(Extracted data entries)
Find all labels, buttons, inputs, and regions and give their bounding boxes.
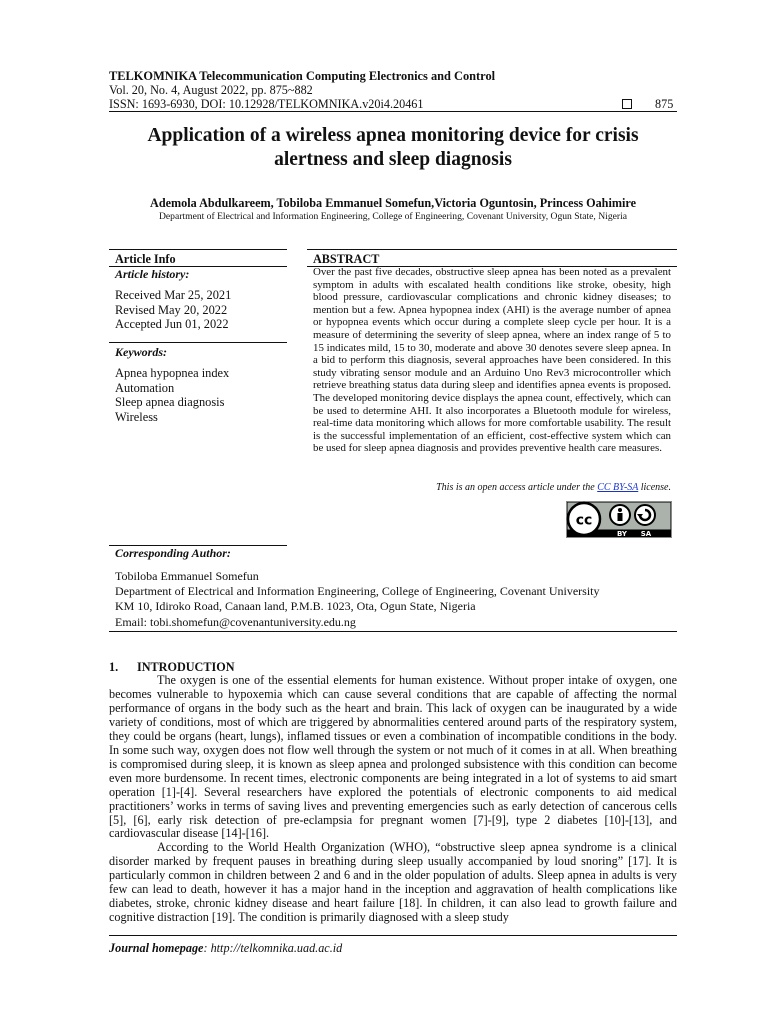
by-mark: BY bbox=[616, 530, 628, 538]
history-revised: Revised May 20, 2022 bbox=[115, 302, 228, 317]
homepage-separator: : bbox=[203, 941, 211, 955]
cc-by-sa-link[interactable]: CC BY-SA bbox=[597, 482, 639, 493]
journal-name: TELKOMNIKA Telecommunication Computing Electronics and Control bbox=[109, 69, 496, 83]
history-accepted: Accepted Jun 01, 2022 bbox=[115, 317, 229, 331]
section-title: INTRODUCTION bbox=[137, 660, 235, 674]
article-info-heading: Article Info bbox=[115, 252, 176, 266]
volume-info: Vol. 20, No. 4, August 2022, pp. 875~882 bbox=[109, 83, 313, 97]
corresponding-email: Email: tobi.shomefun@covenantuniversity.edu.ng bbox=[115, 614, 356, 629]
open-access-note bbox=[313, 482, 671, 493]
paragraph: According to the World Health Organization (WHO), “obstructive sleep apnea syndrome is a clinical disorder marked by frequent pauses in breathing during sleep usually accompanied by loud snoring” [17]. It is particularly common in children between 2 and 6 and in the older population of adults. Sleep apnea in adults is very few can lead to death, however it has a major hand in the inception and aggravation of health complications like diabetes, stroke, chronic kidney disease and heart failure [18]. In children, it can also lead to growth failure and cognitive distraction [19]. The condition is primarily diagnosed with a sleep study bbox=[109, 840, 677, 925]
abstract-text: Over the past five decades, obstructive sleep apnea has been noted as a prevalent symptom in adults with escalated health conditions like stroke, obesity, high blood pressure, cardiovascular complications and chronic kidney diseases; to mention but a few. Apnea hypopnea index (AHI) is the average number of apnea or hypopnea events which occur during a complete sleep cycle per hour. It is a measure of determining the severity of sleep apnea, where an index range of 5 to 15 indicates mild, 15 to 30, moderate and above 30 denotes severe sleep apnea. In a bid to perform this diagnosis, several approaches have been considered. In this study vibrating sensor module and an Arduino Uno Rev3 microcontroller which retrieve breathing status data during sleep and identifies apnea events is proposed. The developed monitoring device displays the apnea count, effectively, which can be used to determine AHI. It also incorporates a Bluetooth module for wireless, real-time data monitoring which allows for more comfortable usability. The result is the successful implementation of an efficient, cost-effective system which can be used for sleep apnea diagnosis and provides preventive health care measures. bbox=[313, 266, 671, 455]
corresponding-dept: Department of Electrical and Information Engineering, College of Engineering, Covenant University bbox=[115, 584, 600, 599]
header-rule bbox=[109, 111, 677, 112]
article-history-label: Article history: bbox=[115, 267, 190, 281]
license-prefix: This is an open access article under the bbox=[436, 482, 598, 493]
history-received: Received Mar 25, 2021 bbox=[115, 288, 232, 302]
cc-mark: cc bbox=[575, 512, 593, 529]
keywords-label: Keywords: bbox=[115, 345, 167, 359]
journal-homepage bbox=[109, 941, 342, 956]
keyword-item: Wireless bbox=[115, 409, 158, 424]
issn-doi: ISSN: 1693-6930, DOI: 10.12928/TELKOMNIKA.v20i4.20461 bbox=[109, 97, 424, 111]
paragraph: The oxygen is one of the essential elements for human existence. Without proper intake of oxygen, one becomes vulnerable to hypoxemia which can cause several conditions that are capable of affecting the normal performance of organs in the body such as the heart and brain. This lack of oxygen can be inaugurated by a wide variety of conditions, most of which are triggered by abnormalities centered around parts of the respiratory system, they could be organs (heart, lungs), inflamed tissues or even a combination of incompatible conditions in the body. In some such way, oxygen does not flow well through the system or not much of it comes in at all. When breathing is compromised during sleep, it is known as sleep apnea and prolonged subsistence with this condition can become even more burdensome. In recent times, electronic components are being integrated in a lot of systems to aid smart operation [1]-[4]. Several researchers have explored the potentials of electronic components to aid medical practitioners’ works in terms of saving lives and preventing emergencies such as early detection of cancerous cells [5], [6], early risk detection of pre-eclampsia for pregnant women [7]-[9], type 2 diabetes [10]-[13], and cardiovascular disease [14]-[16]. bbox=[109, 673, 677, 841]
sa-mark: SA bbox=[640, 530, 652, 538]
front-matter-bottom-rule bbox=[109, 631, 677, 632]
abstract-top-rule bbox=[307, 249, 677, 250]
keyword-item: Sleep apnea diagnosis bbox=[115, 395, 225, 409]
introduction-body bbox=[109, 674, 677, 925]
homepage-url[interactable]: http://telkomnika.uad.ac.id bbox=[210, 941, 343, 955]
cc-by-sa-badge-icon[interactable] bbox=[566, 501, 672, 538]
section-number: 1. bbox=[109, 660, 119, 674]
keyword-item: Apnea hypopnea index bbox=[115, 366, 230, 380]
corresponding-label: Corresponding Author: bbox=[115, 546, 231, 560]
article-history bbox=[115, 288, 231, 332]
author-affiliation: Department of Electrical and Information Engineering, College of Engineering, Covenant University, Ogun State, Nigeria bbox=[159, 211, 627, 222]
license-suffix: license. bbox=[638, 482, 671, 493]
page-number: 875 bbox=[655, 97, 674, 111]
paper-title: Application of a wireless apnea monitoring device for crisis alertness and sleep diagnosis bbox=[147, 125, 639, 170]
corresponding-author-block bbox=[115, 569, 600, 630]
keywords-list bbox=[115, 366, 229, 424]
keywords-rule bbox=[109, 342, 287, 343]
footer-rule bbox=[109, 935, 677, 936]
corresponding-name: Tobiloba Emmanuel Somefun bbox=[115, 569, 259, 583]
homepage-label: Journal homepage bbox=[109, 941, 204, 955]
article-info-top-rule bbox=[109, 249, 287, 250]
abstract-heading: ABSTRACT bbox=[313, 252, 380, 266]
author-list: Ademola Abdulkareem, Tobiloba Emmanuel Somefun,Victoria Oguntosin, Princess Oahimire bbox=[150, 196, 636, 210]
square-icon bbox=[622, 99, 632, 109]
keyword-item: Automation bbox=[115, 380, 175, 395]
corresponding-address: KM 10, Idiroko Road, Canaan land, P.M.B. 1023, Ota, Ogun State, Nigeria bbox=[115, 599, 476, 614]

Task prompt: What is needed is every entry written out word for word, with no pictures.

Task response:
Find all labels, buttons, inputs, and regions and give their bounding boxes.
by-mark: BY bbox=[616, 530, 628, 538]
history-revised: Revised May 20, 2022 bbox=[115, 302, 228, 317]
homepage-separator: : bbox=[203, 941, 211, 955]
cc-by-sa-link[interactable]: CC BY-SA bbox=[597, 482, 639, 493]
journal-name: TELKOMNIKA Telecommunication Computing Electronics and Control bbox=[109, 69, 496, 83]
history-accepted: Accepted Jun 01, 2022 bbox=[115, 317, 229, 331]
section-title: INTRODUCTION bbox=[137, 660, 235, 674]
article-info-heading: Article Info bbox=[115, 252, 176, 266]
volume-info: Vol. 20, No. 4, August 2022, pp. 875~882 bbox=[109, 83, 313, 97]
corresponding-email: Email: tobi.shomefun@covenantuniversity.edu.ng bbox=[115, 614, 356, 629]
open-access-note bbox=[313, 482, 671, 493]
paragraph: According to the World Health Organization (WHO), “obstructive sleep apnea syndrome is a clinical disorder marked by frequent pauses in breathing during sleep usually accompanied by loud snoring” [17]. It is particularly common in children between 2 and 6 and in the older population of adults. Sleep apnea in adults is very few can lead to death, however it has a major hand in the inception and aggravation of health complications like diabetes, stroke, chronic kidney disease and heart failure [18]. In children, it can also lead to growth failure and cognitive distraction [19]. The condition is primarily diagnosed with a sleep study bbox=[109, 840, 677, 925]
abstract-text: Over the past five decades, obstructive sleep apnea has been noted as a prevalent symptom in adults with escalated health conditions like stroke, obesity, high blood pressure, cardiovascular complications and chronic kidney diseases; to mention but a few. Apnea hypopnea index (AHI) is the average number of apnea or hypopnea events which occur during a complete sleep cycle per hour. It is a measure of determining the severity of sleep apnea, where an index range of 5 to 15 indicates mild, 15 to 30, moderate and above 30 denotes severe sleep apnea. In a bid to perform this diagnosis, several approaches have been considered. In this study vibrating sensor module and an Arduino Uno Rev3 microcontroller which retrieve breathing status data during sleep and identifies apnea events is proposed. The developed monitoring device displays the apnea count, effectively, which can be used to determine AHI. It also incorporates a Bluetooth module for wireless, real-time data monitoring which allows for more comfortable usability. The result is the successful implementation of an efficient, cost-effective system which can be used for sleep apnea diagnosis and provides preventive health care measures. bbox=[313, 266, 671, 455]
corresponding-dept: Department of Electrical and Information Engineering, College of Engineering, Covenant University bbox=[115, 584, 600, 599]
header-rule bbox=[109, 111, 677, 112]
article-history-label: Article history: bbox=[115, 267, 190, 281]
license-prefix: This is an open access article under the bbox=[436, 482, 598, 493]
history-received: Received Mar 25, 2021 bbox=[115, 288, 232, 302]
cc-mark: cc bbox=[575, 512, 593, 529]
keywords-label: Keywords: bbox=[115, 345, 167, 359]
journal-homepage bbox=[109, 941, 342, 956]
keyword-item: Wireless bbox=[115, 409, 158, 424]
issn-doi: ISSN: 1693-6930, DOI: 10.12928/TELKOMNIKA.v20i4.20461 bbox=[109, 97, 424, 111]
paragraph: The oxygen is one of the essential elements for human existence. Without proper intake of oxygen, one becomes vulnerable to hypoxemia which can cause several conditions that are capable of affecting the normal performance of organs in the body such as the heart and brain. This lack of oxygen can be inaugurated by a wide variety of conditions, most of which are triggered by abnormalities centered around parts of the respiratory system, they could be organs (heart, lungs), inflamed tissues or even a combination of incompatible conditions in the body. In some such way, oxygen does not flow well through the system or not much of it comes in at all. When breathing is compromised during sleep, it is known as sleep apnea and prolonged subsistence with this condition can become even more burdensome. In recent times, electronic components are being integrated in a lot of systems to aid smart operation [1]-[4]. Several researchers have explored the potentials of electronic components to aid medical practitioners’ works in terms of saving lives and preventing emergencies such as early detection of cancerous cells [5], [6], early risk detection of pre-eclampsia for pregnant women [7]-[9], type 2 diabetes [10]-[13], and cardiovascular disease [14]-[16]. bbox=[109, 673, 677, 841]
sa-mark: SA bbox=[640, 530, 652, 538]
front-matter-bottom-rule bbox=[109, 631, 677, 632]
abstract-top-rule bbox=[307, 249, 677, 250]
keyword-item: Sleep apnea diagnosis bbox=[115, 395, 225, 409]
introduction-body bbox=[109, 674, 677, 925]
homepage-url[interactable]: http://telkomnika.uad.ac.id bbox=[210, 941, 343, 955]
cc-by-sa-badge-icon[interactable] bbox=[566, 501, 672, 538]
section-number: 1. bbox=[109, 660, 119, 674]
keyword-item: Apnea hypopnea index bbox=[115, 366, 230, 380]
corresponding-label: Corresponding Author: bbox=[115, 546, 231, 560]
article-history bbox=[115, 288, 231, 332]
author-affiliation: Department of Electrical and Information Engineering, College of Engineering, Covenant University, Ogun State, Nigeria bbox=[159, 211, 627, 222]
license-suffix: license. bbox=[638, 482, 671, 493]
page-number: 875 bbox=[655, 97, 674, 111]
paper-title: Application of a wireless apnea monitoring device for crisis alertness and sleep diagnosis bbox=[147, 125, 639, 170]
corresponding-author-block bbox=[115, 569, 600, 630]
keywords-list bbox=[115, 366, 229, 424]
keywords-rule bbox=[109, 342, 287, 343]
footer-rule bbox=[109, 935, 677, 936]
corresponding-name: Tobiloba Emmanuel Somefun bbox=[115, 569, 259, 583]
homepage-label: Journal homepage bbox=[109, 941, 204, 955]
article-info-top-rule bbox=[109, 249, 287, 250]
abstract-heading: ABSTRACT bbox=[313, 252, 380, 266]
author-list: Ademola Abdulkareem, Tobiloba Emmanuel Somefun,Victoria Oguntosin, Princess Oahimire bbox=[150, 196, 636, 210]
square-icon bbox=[622, 99, 632, 109]
keyword-item: Automation bbox=[115, 380, 175, 395]
corresponding-address: KM 10, Idiroko Road, Canaan land, P.M.B. 1023, Ota, Ogun State, Nigeria bbox=[115, 599, 476, 614]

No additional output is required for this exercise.